** DATA PROVIDED follows **

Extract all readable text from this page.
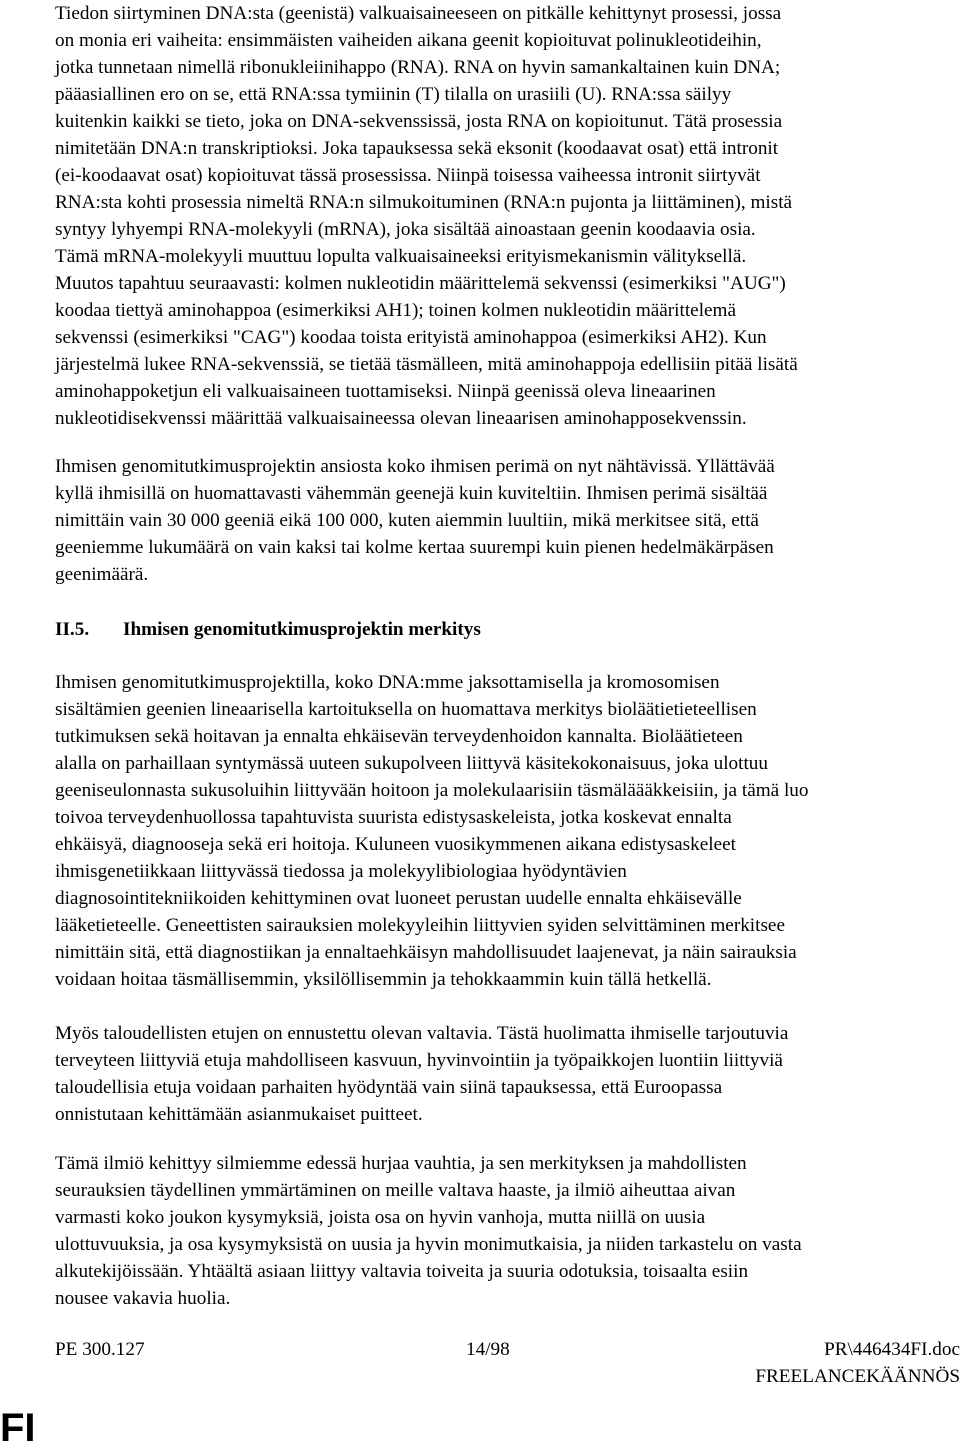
Tiedon siirtyminen DNA:sta (geenistä) valkuaisaineeseen on pitkälle kehittynyt prosessi, jossa
on monia eri vaiheita: ensimmäisten vaiheiden aikana geenit kopioituvat polinukleotideihin,
jotka tunnetaan nimellä ribonukleiinihappo (RNA). RNA on hyvin samankaltainen kuin DNA;
pääasiallinen ero on se, että RNA:ssa tymiinin (T) tilalla on urasiili (U). RNA:ssa säilyy
kuitenkin kaikki se tieto, joka on DNA-sekvenssissä, josta RNA on kopioitunut. Tätä prosessia
nimitetään DNA:n transkriptioksi. Joka tapauksessa sekä eksonit (koodaavat osat) että intronit
(ei-koodaavat osat) kopioituvat tässä prosessissa. Niinpä toisessa vaiheessa intronit siirtyvät
RNA:sta kohti prosessia nimeltä RNA:n silmukoituminen (RNA:n pujonta ja liittäminen), mistä
syntyy lyhyempi RNA-molekyyli (mRNA), joka sisältää ainoastaan geenin koodaavia osia.
Tämä mRNA-molekyyli muuttuu lopulta valkuaisaineeksi erityismekanismin välityksellä.
Muutos tapahtuu seuraavasti: kolmen nukleotidin määrittelemä sekvenssi (esimerkiksi "AUG")
koodaa tiettyä aminohappoa (esimerkiksi AH1); toinen kolmen nukleotidin määrittelemä
sekvenssi (esimerkiksi "CAG") koodaa toista erityistä aminohappoa (esimerkiksi AH2). Kun
järjestelmä lukee RNA-sekvenssiä, se tietää täsmälleen, mitä aminohappoja edellisiin pitää lisätä
aminohappoketjun eli valkuaisaineen tuottamiseksi. Niinpä geenissä oleva lineaarinen
nukleotidisekvenssi määrittää valkuaisaineessa olevan lineaarisen aminohapposekvenssin.
Ihmisen genomitutkimusprojektin ansiosta koko ihmisen perimä on nyt nähtävissä. Yllättävää
kyllä ihmisillä on huomattavasti vähemmän geenejä kuin kuviteltiin. Ihmisen perimä sisältää
nimittäin vain 30 000 geeniä eikä 100 000, kuten aiemmin luultiin, mikä merkitsee sitä, että
geeniemme lukumäärä on vain kaksi tai kolme kertaa suurempi kuin pienen hedelmäkärpäsen
geenimäärä.
II.5. Ihmisen genomitutkimusprojektin merkitys
Ihmisen genomitutkimusprojektilla, koko DNA:mme jaksottamisella ja kromosomisen
sisältämien geenien lineaarisella kartoituksella on huomattava merkitys bioläätietieteellisen
tutkimuksen sekä hoitavan ja ennalta ehkäisevän terveydenhoidon kannalta. Bioläätieteen
alalla on parhaillaan syntymässä uuteen sukupolveen liittyvä käsitekokonaisuus, joka ulottuu
geeniseulonnasta sukusoluihin liittyvään hoitoon ja molekulaarisiin täsmäläääkkeisiin, ja tämä luo
toivoa terveydenhuollossa tapahtuvista suurista edistysaskeleista, jotka koskevat ennalta
ehkäisyä, diagnooseja sekä eri hoitoja. Kuluneen vuosikymmenen aikana edistysaskeleet
ihmisgenetiikkaan liittyvässä tiedossa ja molekyylibiologiaa hyödyntävien
diagnosointitekniikoiden kehittyminen ovat luoneet perustan uudelle ennalta ehkäisevälle
lääketieteelle. Geneettisten sairauksien molekyyleihin liittyvien syiden selvittäminen merkitsee
nimittäin sitä, että diagnostiikan ja ennaltaehkäisyn mahdollisuudet laajenevat, ja näin sairauksia
voidaan hoitaa täsmällisemmin, yksilöllisemmin ja tehokkaammin kuin tällä hetkellä.
Myös taloudellisten etujen on ennustettu olevan valtavia. Tästä huolimatta ihmiselle tarjoutuvia
terveyteen liittyviä etuja mahdolliseen kasvuun, hyvinvointiin ja työpaikkojen luontiin liittyviä
taloudellisia etuja voidaan parhaiten hyödyntää vain siinä tapauksessa, että Euroopassa
onnistutaan kehittämään asianmukaiset puitteet.
Tämä ilmiö kehittyy silmiemme edessä hurjaa vauhtia, ja sen merkityksen ja mahdollisten
seurauksien täydellinen ymmärtäminen on meille valtava haaste, ja ilmiö aiheuttaa aivan
varmasti koko joukon kysymyksiä, joista osa on hyvin vanhoja, mutta niillä on uusia
ulottuvuuksia, ja osa kysymyksistä on uusia ja hyvin monimutkaisia, ja niiden tarkastelu on vasta
alkutekijöissään. Yhtäältä asiaan liittyy valtavia toiveita ja suuria odotuksia, toisaalta esiin
nousee vakavia huolia.
PE 300.127	14/98	PR\446434FI.doc
FREELANCEKÄÄNNÖS
FI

** End of DATA PROVIDED **

▶ DIRECTIONS FOR THIS TASK
The expected output is every entry above, character for character, with no pictures.

▶ RESULT OF THE TASK
Extract all readable text from this page.
Tiedon siirtyminen DNA:sta (geenistä) valkuaisaineeseen on pitkälle kehittynyt prosessi, jossa
on monia eri vaiheita: ensimmäisten vaiheiden aikana geenit kopioituvat polinukleotideihin,
jotka tunnetaan nimellä ribonukleiinihappo (RNA). RNA on hyvin samankaltainen kuin DNA;
pääasiallinen ero on se, että RNA:ssa tymiinin (T) tilalla on urasiili (U). RNA:ssa säilyy
kuitenkin kaikki se tieto, joka on DNA-sekvenssissä, josta RNA on kopioitunut. Tätä prosessia
nimitetään DNA:n transkriptioksi. Joka tapauksessa sekä eksonit (koodaavat osat) että intronit
(ei-koodaavat osat) kopioituvat tässä prosessissa. Niinpä toisessa vaiheessa intronit siirtyvät
RNA:sta kohti prosessia nimeltä RNA:n silmukoituminen (RNA:n pujonta ja liittäminen), mistä
syntyy lyhyempi RNA-molekyyli (mRNA), joka sisältää ainoastaan geenin koodaavia osia.
Tämä mRNA-molekyyli muuttuu lopulta valkuaisaineeksi erityismekanismin välityksellä.
Muutos tapahtuu seuraavasti: kolmen nukleotidin määrittelemä sekvenssi (esimerkiksi "AUG")
koodaa tiettyä aminohappoa (esimerkiksi AH1); toinen kolmen nukleotidin määrittelemä
sekvenssi (esimerkiksi "CAG") koodaa toista erityistä aminohappoa (esimerkiksi AH2). Kun
järjestelmä lukee RNA-sekvenssiä, se tietää täsmälleen, mitä aminohappoja edellisiin pitää lisätä
aminohappoketjun eli valkuaisaineen tuottamiseksi. Niinpä geenissä oleva lineaarinen
nukleotidisekvenssi määrittää valkuaisaineessa olevan lineaarisen aminohapposekvenssin.
Ihmisen genomitutkimusprojektin ansiosta koko ihmisen perimä on nyt nähtävissä. Yllättävää
kyllä ihmisillä on huomattavasti vähemmän geenejä kuin kuviteltiin. Ihmisen perimä sisältää
nimittäin vain 30 000 geeniä eikä 100 000, kuten aiemmin luultiin, mikä merkitsee sitä, että
geeniemme lukumäärä on vain kaksi tai kolme kertaa suurempi kuin pienen hedelmäkärpäsen
geenimäärä.
II.5. Ihmisen genomitutkimusprojektin merkitys
Ihmisen genomitutkimusprojektilla, koko DNA:mme jaksottamisella ja kromosomisen
sisältämien geenien lineaarisella kartoituksella on huomattava merkitys bioläätietieteellisen
tutkimuksen sekä hoitavan ja ennalta ehkäisevän terveydenhoidon kannalta. Bioläätieteen
alalla on parhaillaan syntymässä uuteen sukupolveen liittyvä käsitekokonaisuus, joka ulottuu
geeniseulonnasta sukusoluihin liittyvään hoitoon ja molekulaarisiin täsmäläääkkeisiin, ja tämä luo
toivoa terveydenhuollossa tapahtuvista suurista edistysaskeleista, jotka koskevat ennalta
ehkäisyä, diagnooseja sekä eri hoitoja. Kuluneen vuosikymmenen aikana edistysaskeleet
ihmisgenetiikkaan liittyvässä tiedossa ja molekyylibiologiaa hyödyntävien
diagnosointitekniikoiden kehittyminen ovat luoneet perustan uudelle ennalta ehkäisevälle
lääketieteelle. Geneettisten sairauksien molekyyleihin liittyvien syiden selvittäminen merkitsee
nimittäin sitä, että diagnostiikan ja ennaltaehkäisyn mahdollisuudet laajenevat, ja näin sairauksia
voidaan hoitaa täsmällisemmin, yksilöllisemmin ja tehokkaammin kuin tällä hetkellä.
Myös taloudellisten etujen on ennustettu olevan valtavia. Tästä huolimatta ihmiselle tarjoutuvia
terveyteen liittyviä etuja mahdolliseen kasvuun, hyvinvointiin ja työpaikkojen luontiin liittyviä
taloudellisia etuja voidaan parhaiten hyödyntää vain siinä tapauksessa, että Euroopassa
onnistutaan kehittämään asianmukaiset puitteet.
Tämä ilmiö kehittyy silmiemme edessä hurjaa vauhtia, ja sen merkityksen ja mahdollisten
seurauksien täydellinen ymmärtäminen on meille valtava haaste, ja ilmiö aiheuttaa aivan
varmasti koko joukon kysymyksiä, joista osa on hyvin vanhoja, mutta niillä on uusia
ulottuvuuksia, ja osa kysymyksistä on uusia ja hyvin monimutkaisia, ja niiden tarkastelu on vasta
alkutekijöissään. Yhtäältä asiaan liittyy valtavia toiveita ja suuria odotuksia, toisaalta esiin
nousee vakavia huolia.
PE 300.127	14/98	PR\446434FI.doc
FREELANCEKÄÄNNÖS
FI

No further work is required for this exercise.